Im Interview mit MEDICA.de spricht Prof. Ulf Müller über ausgetrocknete Bandscheiben, die Rolle Künstlicher Intelligenz in der Medizin und darüber, was in den Polstern steckt.
Das Labor für Fertigungssysteme der TH Köln hat SensA-Chair entwickelt. Worum genau handelt es sich dabei?
Prof. Ulf Müller: SensA-Chair ist ein vom BMBF gefördertes Forschungs- und Entwicklungsprojekt, dass das Labor für Fertigungssysteme der TH Köln im Verbund mit drei Industriepartnern und zwei weiteren Hochschulen durchgeführt hat. In diesem Projekt wurde ein intelligentes Sitzsystem entwickelt, das den Menschen vor den gesundheitlichen Folgen des langen, statischen Sitzens durch die unveränderte Haltung bewahren soll, indem es aktiv dynamisches Sitzen durch regelmäßige Sitzhaltungswechsel fördert.
Langes Sitzen belastet unseren Rücken und die Wirbelsäule – wie kann man sich diese Belastung vorstellen?

* [AUFGABEN UND ÜBUNGEN]
A. Erklären Sie in ein bis drei Sätzen anhand des Interviews über SensA-Chair, wovor das entwickelte Sitzsystem den Menschen bewahren soll und auf welche Weise es das erreicht.
B. Setzen Sie das Interview über SensA-Chair fort, indem Sie Prof. Ulf Müllers Antwort auf die zuletzt gestellte Frage verfassen.

* [MATERIAL]
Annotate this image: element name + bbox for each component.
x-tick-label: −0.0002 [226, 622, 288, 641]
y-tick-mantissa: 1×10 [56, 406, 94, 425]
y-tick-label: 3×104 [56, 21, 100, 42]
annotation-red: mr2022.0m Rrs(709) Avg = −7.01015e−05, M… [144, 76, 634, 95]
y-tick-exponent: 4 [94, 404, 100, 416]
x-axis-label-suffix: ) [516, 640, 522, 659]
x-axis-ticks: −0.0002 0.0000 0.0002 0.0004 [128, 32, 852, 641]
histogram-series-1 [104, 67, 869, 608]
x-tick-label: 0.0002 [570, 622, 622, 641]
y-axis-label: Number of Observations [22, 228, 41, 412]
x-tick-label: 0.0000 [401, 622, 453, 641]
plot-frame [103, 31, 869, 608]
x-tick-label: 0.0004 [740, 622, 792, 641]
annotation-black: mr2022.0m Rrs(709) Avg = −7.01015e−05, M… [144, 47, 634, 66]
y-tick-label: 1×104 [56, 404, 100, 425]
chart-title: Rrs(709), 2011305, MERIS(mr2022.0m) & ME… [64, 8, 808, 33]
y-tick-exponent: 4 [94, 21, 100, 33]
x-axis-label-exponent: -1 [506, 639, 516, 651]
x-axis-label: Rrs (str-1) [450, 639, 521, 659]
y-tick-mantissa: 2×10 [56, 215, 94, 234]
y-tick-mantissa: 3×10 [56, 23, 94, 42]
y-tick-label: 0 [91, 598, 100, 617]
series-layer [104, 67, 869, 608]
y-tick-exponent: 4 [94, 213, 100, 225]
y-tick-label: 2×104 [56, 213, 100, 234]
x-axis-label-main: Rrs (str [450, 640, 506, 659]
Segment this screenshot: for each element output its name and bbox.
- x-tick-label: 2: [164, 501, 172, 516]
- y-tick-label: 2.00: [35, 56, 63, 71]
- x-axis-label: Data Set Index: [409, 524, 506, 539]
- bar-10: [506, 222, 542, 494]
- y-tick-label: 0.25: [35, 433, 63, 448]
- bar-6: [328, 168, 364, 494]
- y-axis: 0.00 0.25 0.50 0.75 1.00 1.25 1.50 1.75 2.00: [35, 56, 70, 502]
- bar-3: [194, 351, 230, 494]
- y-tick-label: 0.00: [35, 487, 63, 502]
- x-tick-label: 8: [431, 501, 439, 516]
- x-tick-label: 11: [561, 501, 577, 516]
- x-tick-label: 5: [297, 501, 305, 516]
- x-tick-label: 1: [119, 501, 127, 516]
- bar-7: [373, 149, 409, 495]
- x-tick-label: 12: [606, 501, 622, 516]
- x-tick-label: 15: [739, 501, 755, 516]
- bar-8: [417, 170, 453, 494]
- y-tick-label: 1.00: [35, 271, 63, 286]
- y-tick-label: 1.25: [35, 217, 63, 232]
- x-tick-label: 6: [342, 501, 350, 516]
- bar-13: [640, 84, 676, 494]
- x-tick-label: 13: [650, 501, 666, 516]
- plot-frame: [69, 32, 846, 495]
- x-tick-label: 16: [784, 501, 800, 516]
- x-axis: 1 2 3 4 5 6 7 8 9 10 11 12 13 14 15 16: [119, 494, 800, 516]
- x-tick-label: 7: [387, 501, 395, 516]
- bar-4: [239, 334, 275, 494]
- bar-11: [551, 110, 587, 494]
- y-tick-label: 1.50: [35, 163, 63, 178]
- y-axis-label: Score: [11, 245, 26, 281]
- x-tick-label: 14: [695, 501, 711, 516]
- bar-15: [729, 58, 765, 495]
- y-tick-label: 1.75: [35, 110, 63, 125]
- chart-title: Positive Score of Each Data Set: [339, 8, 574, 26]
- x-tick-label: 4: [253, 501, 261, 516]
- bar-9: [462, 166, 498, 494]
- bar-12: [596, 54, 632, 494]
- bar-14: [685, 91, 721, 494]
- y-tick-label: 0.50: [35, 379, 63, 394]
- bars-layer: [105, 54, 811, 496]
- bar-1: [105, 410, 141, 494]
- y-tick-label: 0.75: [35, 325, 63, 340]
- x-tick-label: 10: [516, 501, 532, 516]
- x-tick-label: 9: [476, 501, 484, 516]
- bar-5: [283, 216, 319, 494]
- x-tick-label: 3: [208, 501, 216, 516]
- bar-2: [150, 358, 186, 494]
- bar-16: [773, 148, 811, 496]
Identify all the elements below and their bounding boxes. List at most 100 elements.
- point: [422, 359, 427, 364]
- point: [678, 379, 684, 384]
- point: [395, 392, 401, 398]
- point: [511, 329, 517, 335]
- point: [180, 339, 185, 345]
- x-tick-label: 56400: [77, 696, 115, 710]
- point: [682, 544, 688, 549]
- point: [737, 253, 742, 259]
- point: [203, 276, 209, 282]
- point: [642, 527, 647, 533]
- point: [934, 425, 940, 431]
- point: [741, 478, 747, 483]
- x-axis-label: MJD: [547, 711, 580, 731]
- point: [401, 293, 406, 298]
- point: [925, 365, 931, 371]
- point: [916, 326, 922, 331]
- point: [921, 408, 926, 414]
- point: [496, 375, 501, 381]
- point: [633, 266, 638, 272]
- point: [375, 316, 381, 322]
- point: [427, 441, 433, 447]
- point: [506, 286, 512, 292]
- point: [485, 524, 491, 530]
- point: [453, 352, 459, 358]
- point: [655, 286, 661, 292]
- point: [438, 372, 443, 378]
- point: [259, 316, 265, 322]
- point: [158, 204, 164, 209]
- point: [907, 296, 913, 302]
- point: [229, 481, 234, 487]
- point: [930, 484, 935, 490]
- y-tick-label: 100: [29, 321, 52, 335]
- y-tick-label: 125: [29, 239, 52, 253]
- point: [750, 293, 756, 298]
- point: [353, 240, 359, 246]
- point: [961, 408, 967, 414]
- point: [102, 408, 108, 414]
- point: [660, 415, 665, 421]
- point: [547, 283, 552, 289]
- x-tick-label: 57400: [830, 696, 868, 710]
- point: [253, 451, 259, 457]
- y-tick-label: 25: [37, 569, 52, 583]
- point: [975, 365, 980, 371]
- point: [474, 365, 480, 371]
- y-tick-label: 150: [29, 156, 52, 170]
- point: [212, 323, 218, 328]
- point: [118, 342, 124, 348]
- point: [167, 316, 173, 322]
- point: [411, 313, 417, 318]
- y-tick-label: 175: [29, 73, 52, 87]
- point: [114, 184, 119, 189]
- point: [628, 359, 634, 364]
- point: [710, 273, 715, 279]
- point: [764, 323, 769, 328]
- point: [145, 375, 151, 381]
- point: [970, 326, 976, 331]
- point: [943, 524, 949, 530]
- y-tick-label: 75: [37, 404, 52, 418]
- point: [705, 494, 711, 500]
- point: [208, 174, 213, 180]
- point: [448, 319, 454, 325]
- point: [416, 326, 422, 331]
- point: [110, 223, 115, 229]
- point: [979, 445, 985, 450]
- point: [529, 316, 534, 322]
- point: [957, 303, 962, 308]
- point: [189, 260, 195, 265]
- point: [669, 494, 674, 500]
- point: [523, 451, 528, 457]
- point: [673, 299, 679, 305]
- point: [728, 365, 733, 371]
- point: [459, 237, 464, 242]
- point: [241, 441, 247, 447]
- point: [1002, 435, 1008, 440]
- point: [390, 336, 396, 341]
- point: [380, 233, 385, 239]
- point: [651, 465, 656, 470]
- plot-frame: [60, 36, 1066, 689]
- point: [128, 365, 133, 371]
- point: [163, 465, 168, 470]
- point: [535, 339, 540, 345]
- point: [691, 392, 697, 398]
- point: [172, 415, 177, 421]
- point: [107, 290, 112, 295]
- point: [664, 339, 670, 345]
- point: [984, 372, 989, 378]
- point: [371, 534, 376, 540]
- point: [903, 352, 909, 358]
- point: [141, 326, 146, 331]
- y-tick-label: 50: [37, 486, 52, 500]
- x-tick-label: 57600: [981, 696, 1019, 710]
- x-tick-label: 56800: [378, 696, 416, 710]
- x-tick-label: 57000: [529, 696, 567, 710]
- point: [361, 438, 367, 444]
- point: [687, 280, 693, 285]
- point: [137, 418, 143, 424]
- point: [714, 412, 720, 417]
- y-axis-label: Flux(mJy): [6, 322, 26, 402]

* [LÖSUNGEN]
A. Das Sitzsystem soll den Menschen vor den gesundheitlichen Folgen des langen, statischen Sitzens in unveränderter Haltung bewahren. Dazu fördert es aktiv dynamisches Sitzen durch regelmäßige Wechsel der Sitzhaltung.

B.
Müller: Die Rückenmuskulatur und die Wirbelsäule müssen die Belastungen durch das eigene Körpergewicht sowie durch physische Tätigkeiten ertragen. Bewegungsmangel lässt die Muskulatur und die Bandscheiben, die zwischen den Wirbelkörpern der Wirbelsäule sitzen und als Dämpfer fungieren, verkümmern bzw. degenerieren. Das gilt vor allem für das Sitzen.
Durch das lange Verharren in der gleichen Sitzhaltung gerät die Versorgung der Bandscheibe mit Sauerstoff und Nährstoffen ins Stocken und sie trocknet aus bzw. versprödet. Nur durch regelmäßige Bewegung, d.h. durch Be- und Entlastung der Bandscheiben können durch Diffusion die Nährstoffe aus dem umliegenden Gewebe in die Bandscheibe gelangen und halten sie weich und elastisch, so dass diese die auf sie wirkenden Belastungen aufnehmen kann. Das Gleiche gilt für die Rückenmuskulatur.